_YOUR INSTRUCTIONS_. Pull out every line below holding the word "heading".

_INPUT DATA_.
--

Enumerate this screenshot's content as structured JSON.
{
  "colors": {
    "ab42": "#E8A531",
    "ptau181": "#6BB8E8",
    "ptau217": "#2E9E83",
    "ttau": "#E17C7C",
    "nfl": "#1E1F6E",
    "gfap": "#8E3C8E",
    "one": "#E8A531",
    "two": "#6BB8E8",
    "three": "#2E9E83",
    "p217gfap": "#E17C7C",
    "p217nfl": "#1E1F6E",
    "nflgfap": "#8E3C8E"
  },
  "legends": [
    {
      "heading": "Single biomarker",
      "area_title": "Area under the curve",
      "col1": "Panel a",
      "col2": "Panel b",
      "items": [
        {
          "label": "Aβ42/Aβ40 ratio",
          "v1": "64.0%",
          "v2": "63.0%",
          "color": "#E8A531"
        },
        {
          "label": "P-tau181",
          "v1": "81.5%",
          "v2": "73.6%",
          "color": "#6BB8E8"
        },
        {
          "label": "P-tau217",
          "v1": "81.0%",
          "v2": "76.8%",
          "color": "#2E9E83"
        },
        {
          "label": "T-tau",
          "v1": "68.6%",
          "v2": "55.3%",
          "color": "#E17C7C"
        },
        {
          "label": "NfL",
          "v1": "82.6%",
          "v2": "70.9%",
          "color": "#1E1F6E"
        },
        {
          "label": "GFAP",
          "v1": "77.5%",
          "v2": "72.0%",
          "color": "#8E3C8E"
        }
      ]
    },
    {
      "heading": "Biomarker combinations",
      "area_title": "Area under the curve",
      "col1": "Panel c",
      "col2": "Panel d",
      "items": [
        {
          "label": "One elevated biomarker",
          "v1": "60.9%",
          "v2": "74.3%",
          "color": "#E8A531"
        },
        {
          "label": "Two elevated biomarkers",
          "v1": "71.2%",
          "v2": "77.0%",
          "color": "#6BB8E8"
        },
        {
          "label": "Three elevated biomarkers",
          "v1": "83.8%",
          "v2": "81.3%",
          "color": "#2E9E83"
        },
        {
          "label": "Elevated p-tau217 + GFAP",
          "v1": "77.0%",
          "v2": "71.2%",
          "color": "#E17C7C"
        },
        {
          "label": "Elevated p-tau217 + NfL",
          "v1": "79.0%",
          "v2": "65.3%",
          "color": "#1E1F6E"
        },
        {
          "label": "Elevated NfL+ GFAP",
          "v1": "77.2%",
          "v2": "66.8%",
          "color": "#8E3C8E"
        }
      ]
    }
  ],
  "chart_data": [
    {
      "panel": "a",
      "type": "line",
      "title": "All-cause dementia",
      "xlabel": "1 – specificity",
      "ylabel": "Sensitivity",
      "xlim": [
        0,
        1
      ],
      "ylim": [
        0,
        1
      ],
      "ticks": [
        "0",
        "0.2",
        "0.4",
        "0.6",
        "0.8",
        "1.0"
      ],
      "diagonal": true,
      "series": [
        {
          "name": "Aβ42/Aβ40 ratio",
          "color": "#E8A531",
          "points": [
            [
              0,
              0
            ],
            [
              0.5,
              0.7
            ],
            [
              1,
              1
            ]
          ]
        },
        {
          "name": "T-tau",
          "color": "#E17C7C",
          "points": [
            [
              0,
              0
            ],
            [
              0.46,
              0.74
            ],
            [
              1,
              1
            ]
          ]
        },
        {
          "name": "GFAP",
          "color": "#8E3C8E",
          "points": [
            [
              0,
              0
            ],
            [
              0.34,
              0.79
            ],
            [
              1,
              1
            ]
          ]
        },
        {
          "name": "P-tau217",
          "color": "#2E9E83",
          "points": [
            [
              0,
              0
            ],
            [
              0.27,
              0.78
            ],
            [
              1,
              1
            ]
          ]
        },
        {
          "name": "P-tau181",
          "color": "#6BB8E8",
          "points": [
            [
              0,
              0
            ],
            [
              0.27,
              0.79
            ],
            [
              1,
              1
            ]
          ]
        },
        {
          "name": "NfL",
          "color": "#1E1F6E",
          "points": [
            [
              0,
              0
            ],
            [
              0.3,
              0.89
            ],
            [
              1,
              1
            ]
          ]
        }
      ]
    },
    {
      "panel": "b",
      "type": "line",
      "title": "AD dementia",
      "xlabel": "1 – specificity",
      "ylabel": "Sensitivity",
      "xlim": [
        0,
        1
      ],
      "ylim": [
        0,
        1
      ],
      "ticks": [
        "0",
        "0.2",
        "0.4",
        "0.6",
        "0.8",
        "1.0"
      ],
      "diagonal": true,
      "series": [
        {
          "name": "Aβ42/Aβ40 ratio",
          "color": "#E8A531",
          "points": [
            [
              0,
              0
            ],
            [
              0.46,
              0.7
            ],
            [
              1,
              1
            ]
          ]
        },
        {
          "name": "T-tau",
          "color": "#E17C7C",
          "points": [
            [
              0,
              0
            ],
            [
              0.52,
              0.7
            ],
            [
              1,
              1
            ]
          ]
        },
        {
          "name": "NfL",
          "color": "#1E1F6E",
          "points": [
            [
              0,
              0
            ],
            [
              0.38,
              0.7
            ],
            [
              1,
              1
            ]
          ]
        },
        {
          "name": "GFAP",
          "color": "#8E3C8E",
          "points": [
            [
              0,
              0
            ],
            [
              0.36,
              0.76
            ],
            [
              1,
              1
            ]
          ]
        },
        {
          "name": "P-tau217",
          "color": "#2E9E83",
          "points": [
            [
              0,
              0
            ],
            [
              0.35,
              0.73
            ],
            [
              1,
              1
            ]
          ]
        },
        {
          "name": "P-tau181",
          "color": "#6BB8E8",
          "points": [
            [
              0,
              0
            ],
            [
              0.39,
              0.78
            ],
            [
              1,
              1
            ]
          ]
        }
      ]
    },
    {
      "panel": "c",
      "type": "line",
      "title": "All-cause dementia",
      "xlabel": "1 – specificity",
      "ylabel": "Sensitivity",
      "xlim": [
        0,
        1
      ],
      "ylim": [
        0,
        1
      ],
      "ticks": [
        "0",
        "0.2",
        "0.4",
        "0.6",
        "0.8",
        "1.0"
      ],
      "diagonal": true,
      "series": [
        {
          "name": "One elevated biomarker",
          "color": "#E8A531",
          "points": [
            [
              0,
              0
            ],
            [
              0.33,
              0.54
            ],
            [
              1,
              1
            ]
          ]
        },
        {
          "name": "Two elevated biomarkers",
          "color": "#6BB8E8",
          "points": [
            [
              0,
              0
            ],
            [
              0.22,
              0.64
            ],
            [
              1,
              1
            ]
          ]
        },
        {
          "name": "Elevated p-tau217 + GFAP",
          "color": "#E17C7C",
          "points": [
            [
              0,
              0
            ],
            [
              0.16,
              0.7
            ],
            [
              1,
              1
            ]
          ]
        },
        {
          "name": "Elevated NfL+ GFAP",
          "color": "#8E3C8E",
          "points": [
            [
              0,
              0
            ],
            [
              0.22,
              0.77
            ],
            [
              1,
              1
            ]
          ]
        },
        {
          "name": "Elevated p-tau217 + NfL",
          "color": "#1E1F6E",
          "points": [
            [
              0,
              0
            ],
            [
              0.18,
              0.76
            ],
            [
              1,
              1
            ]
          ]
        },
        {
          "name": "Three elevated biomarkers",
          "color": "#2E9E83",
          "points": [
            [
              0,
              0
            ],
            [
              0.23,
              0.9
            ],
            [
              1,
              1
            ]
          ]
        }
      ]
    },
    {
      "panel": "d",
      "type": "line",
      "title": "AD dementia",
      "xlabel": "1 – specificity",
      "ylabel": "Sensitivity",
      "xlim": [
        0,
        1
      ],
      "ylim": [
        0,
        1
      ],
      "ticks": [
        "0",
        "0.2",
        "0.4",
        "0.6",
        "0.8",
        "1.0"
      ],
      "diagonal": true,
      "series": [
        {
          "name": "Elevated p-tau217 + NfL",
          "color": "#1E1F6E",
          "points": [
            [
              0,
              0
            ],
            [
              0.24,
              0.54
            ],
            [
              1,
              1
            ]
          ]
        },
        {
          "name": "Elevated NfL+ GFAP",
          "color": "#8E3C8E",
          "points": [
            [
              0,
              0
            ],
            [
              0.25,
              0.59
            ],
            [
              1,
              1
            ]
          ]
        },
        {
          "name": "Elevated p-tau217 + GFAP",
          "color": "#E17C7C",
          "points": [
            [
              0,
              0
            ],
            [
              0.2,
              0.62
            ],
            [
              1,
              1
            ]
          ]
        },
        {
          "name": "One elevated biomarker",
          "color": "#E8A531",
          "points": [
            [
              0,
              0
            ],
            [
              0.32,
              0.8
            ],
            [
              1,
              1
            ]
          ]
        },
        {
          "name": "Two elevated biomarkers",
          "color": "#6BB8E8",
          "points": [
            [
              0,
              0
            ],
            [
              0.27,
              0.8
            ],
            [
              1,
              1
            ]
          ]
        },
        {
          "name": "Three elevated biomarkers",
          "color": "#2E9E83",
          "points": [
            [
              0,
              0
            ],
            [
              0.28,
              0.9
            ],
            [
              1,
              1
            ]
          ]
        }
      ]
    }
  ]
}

--

_RESPONSE TO THE EXERCISE_.
      "heading": "Single biomarker",
      "heading": "Biomarker combinations",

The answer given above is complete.